Further, the computational benefits scale inversely with the number of shards; however, aggressive partitioning can degrade model accuracy due to smaller effective training sets per constituent.

4. Advanced Partitioning Strategies and Cost Optimization

In settings where the distribution of unlearning requests is non-uniform (e.g., data from certain jurisdictions or users is likely to be deleted), SISA supports distribution-aware sharding:

• Groups likely to be subject to deletion are packed into dedicated shards. On unlearning, only a minority of shards are impacted, further reducing retraining volumes.
• The algorithmic approach is to sort examples by their estimated unlearning probability $p(u)$ and pack into shards up to a desired probability threshold.
• In experiments, this approach reduced unlearning cost at the price of minor accuracy losses (e.g., a 1-point accuracy drop in some aggregate predictions).

5. Aggregation, Fairness, and Extensions

At inference, SISA aggregates predictions from constituent models. While majority voting or arithmetic averaging are common, ensemble post-processing can be employed to improve fairness—particularly for tasks like LLM classification. Works such as FairSISA extend post-processing techniques (e.g., based on equalized odds constraints) to SISA ensembles, by solving linear programs to set post-hoc label probabilities and thereby improve group fairness metrics (Kadhe et al., 2023).

------------------------------

### [Actions to take]
1) In the excerpt on SISA unlearning, substitute "separate" for "dedicated" in the part that opens with the words containing "4. Advanced Partitioning" and closes with "reducing retraining volumes.", then write out that part.
2) Proceed with the excerpt on SISA unlearning, writing on from its final sentence.
The listing that comes next has no connection to the excerpt on SISA unlearning.

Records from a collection
------------------------------

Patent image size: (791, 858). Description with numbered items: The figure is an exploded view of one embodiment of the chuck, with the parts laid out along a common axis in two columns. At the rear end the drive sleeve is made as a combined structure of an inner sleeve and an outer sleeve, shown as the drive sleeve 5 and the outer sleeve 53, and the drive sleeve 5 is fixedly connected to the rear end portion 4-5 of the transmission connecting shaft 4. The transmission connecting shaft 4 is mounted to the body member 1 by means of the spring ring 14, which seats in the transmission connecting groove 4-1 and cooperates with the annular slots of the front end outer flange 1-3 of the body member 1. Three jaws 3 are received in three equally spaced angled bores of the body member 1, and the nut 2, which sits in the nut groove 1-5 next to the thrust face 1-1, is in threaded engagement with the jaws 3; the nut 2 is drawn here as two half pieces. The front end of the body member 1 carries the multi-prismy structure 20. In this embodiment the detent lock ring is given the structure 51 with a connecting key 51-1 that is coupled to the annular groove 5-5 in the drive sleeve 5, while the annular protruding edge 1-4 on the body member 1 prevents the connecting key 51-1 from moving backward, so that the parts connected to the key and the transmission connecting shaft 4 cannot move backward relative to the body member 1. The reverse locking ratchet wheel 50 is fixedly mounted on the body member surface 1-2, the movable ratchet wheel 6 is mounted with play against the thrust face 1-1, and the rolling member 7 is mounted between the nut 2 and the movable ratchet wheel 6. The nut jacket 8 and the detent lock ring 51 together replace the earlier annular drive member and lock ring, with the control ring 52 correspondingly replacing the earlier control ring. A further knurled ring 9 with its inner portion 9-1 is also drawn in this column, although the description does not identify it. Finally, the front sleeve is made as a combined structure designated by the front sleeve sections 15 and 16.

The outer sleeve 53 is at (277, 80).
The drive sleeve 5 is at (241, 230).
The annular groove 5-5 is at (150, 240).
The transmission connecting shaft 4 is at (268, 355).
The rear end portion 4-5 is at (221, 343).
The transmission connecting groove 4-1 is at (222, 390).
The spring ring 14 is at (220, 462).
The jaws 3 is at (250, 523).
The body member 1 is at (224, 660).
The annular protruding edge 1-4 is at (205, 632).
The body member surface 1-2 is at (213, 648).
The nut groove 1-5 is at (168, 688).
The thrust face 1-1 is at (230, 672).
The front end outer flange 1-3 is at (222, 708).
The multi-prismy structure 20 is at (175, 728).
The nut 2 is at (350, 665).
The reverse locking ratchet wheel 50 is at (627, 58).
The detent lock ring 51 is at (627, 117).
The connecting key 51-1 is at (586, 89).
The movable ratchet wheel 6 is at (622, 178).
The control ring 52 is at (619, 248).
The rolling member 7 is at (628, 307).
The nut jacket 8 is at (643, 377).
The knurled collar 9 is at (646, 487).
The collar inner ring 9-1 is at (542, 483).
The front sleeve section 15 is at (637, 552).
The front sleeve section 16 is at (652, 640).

------------------------------

### [List of answers]
1)
4. Advanced Partitioning Strategies and Cost Optimization

In settings where the distribution of unlearning requests is non-uniform (e.g., data from certain jurisdictions or users is likely to be deleted), SISA supports distribution-aware sharding:

• Groups likely to be subject to deletion are packed into separate shards. On unlearning, only a minority of shards are impacted, further reducing retraining volumes.

2)
Other extensions include:

• SISA-A and SISA-FC: Adapter-based and fully connected head-based SISA implementations for NLP tasks (Kumar et al., 2022). These variants substantially reduce retraining and checkpointing costs for large transformer architectures.
• Applications in specialized domains: Modifications of SISA for graph neural networks (Chen et al., 2021) and adaptation to split learning setups (Yu et al., 2023) demonstrate its flexibility.
• SISA++: A refinement for speech tasks using weight averaging of constituent models, further stabilizing accuracy post-unlearning (Phukan et al., 2 Jun 2025).

6. Limitations, Security, and Practical Considerations

Despite its advantages, SISA is not without limitations:

• Accuracy–Efficiency Trade-off: Excessive partitioning can harm accuracy by reducing the amount of data seen by any constituent model, especially on complex tasks. Mitigation requires transfer learning or careful tuning of shard counts.
• Security Risks: The SISA structure can be exploited in backdoor attacks; adversaries can plant data and then issue unlearning requests to activate dormant backdoors (Zhang et al., 2023). Increasing the number of shards makes such attacks more challenging, but can reduce detection effectiveness.
• Auditability: SISA’s design provides a “certificate” of unlearning, assuming proper retraining traces exist. Tools such as TruVRF (Zhou et al., 12 Aug 2024) can non-invasively verify whether unlearning requests were faithfully executed by inspecting post-unlearning model sensitivities at class, sample, and volume levels.
• Fairness: SISA generally outperforms naive retraining and other unlearning mechanisms under non-uniform deletions in terms of group fairness but sometimes requires post-processing corrections as mentioned above.

7. Practical Deployment and Future Directions

SISA provides a scalable and operationally tractable solution for organizations facing frequent data deletion requests. Its design tightly aligns with data protection obligations under legal frameworks such as GDPR and CCPA. In deployment:

• Service providers can balance the number of shards and slices to control retraining costs and accuracy.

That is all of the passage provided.